Given information:
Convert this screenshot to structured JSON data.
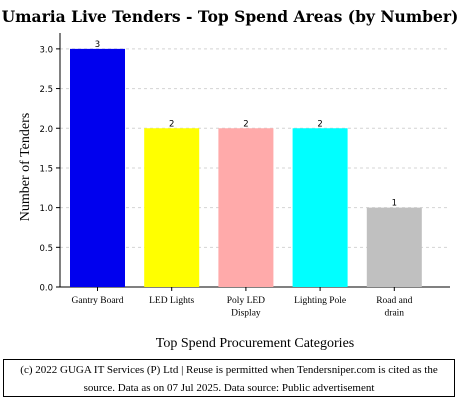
{
  "chart_data": {
    "type": "bar",
    "title": "Umaria Live Tenders - Top Spend Areas (by Number)",
    "xlabel": "Top Spend Procurement Categories",
    "ylabel": "Number of Tenders",
    "categories": [
      "Gantry Board",
      "LED Lights",
      "Poly LED Display",
      "Lighting Pole",
      "Road and drain"
    ],
    "category_lines": [
      [
        "Gantry Board"
      ],
      [
        "LED Lights"
      ],
      [
        "Poly LED",
        "Display"
      ],
      [
        "Lighting Pole"
      ],
      [
        "Road and",
        "drain"
      ]
    ],
    "values": [
      3,
      2,
      2,
      2,
      1
    ],
    "data_labels": [
      "3",
      "2",
      "2",
      "2",
      "1"
    ],
    "colors": [
      "#0000ee",
      "#ffff00",
      "#ffaaaa",
      "#00ffff",
      "#c0c0c0"
    ],
    "ylim": [
      0,
      3.2
    ],
    "yticks": [
      "0.0",
      "0.5",
      "1.0",
      "1.5",
      "2.0",
      "2.5",
      "3.0"
    ],
    "grid": true,
    "legend": "none"
  },
  "footer": {
    "line1": "(c) 2022 GUGA IT Services (P) Ltd | Reuse is permitted when Tendersniper.com is cited as the",
    "line2": "source. Data as on 07 Jul 2025. Data source: Public advertisement"
  }
}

What the task asks:
Copy the listing over exactly, skipping the pictures it holds.

Result of this exercise:
Convert this screenshot to structured JSON data.
{
  "chart_data": {
    "type": "bar",
    "title": "Umaria Live Tenders - Top Spend Areas (by Number)",
    "xlabel": "Top Spend Procurement Categories",
    "ylabel": "Number of Tenders",
    "categories": [
      "Gantry Board",
      "LED Lights",
      "Poly LED Display",
      "Lighting Pole",
      "Road and drain"
    ],
    "category_lines": [
      [
        "Gantry Board"
      ],
      [
        "LED Lights"
      ],
      [
        "Poly LED",
        "Display"
      ],
      [
        "Lighting Pole"
      ],
      [
        "Road and",
        "drain"
      ]
    ],
    "values": [
      3,
      2,
      2,
      2,
      1
    ],
    "data_labels": [
      "3",
      "2",
      "2",
      "2",
      "1"
    ],
    "colors": [
      "#0000ee",
      "#ffff00",
      "#ffaaaa",
      "#00ffff",
      "#c0c0c0"
    ],
    "ylim": [
      0,
      3.2
    ],
    "yticks": [
      "0.0",
      "0.5",
      "1.0",
      "1.5",
      "2.0",
      "2.5",
      "3.0"
    ],
    "grid": true,
    "legend": "none"
  },
  "footer": {
    "line1": "(c) 2022 GUGA IT Services (P) Ltd | Reuse is permitted when Tendersniper.com is cited as the",
    "line2": "source. Data as on 07 Jul 2025. Data source: Public advertisement"
  }
}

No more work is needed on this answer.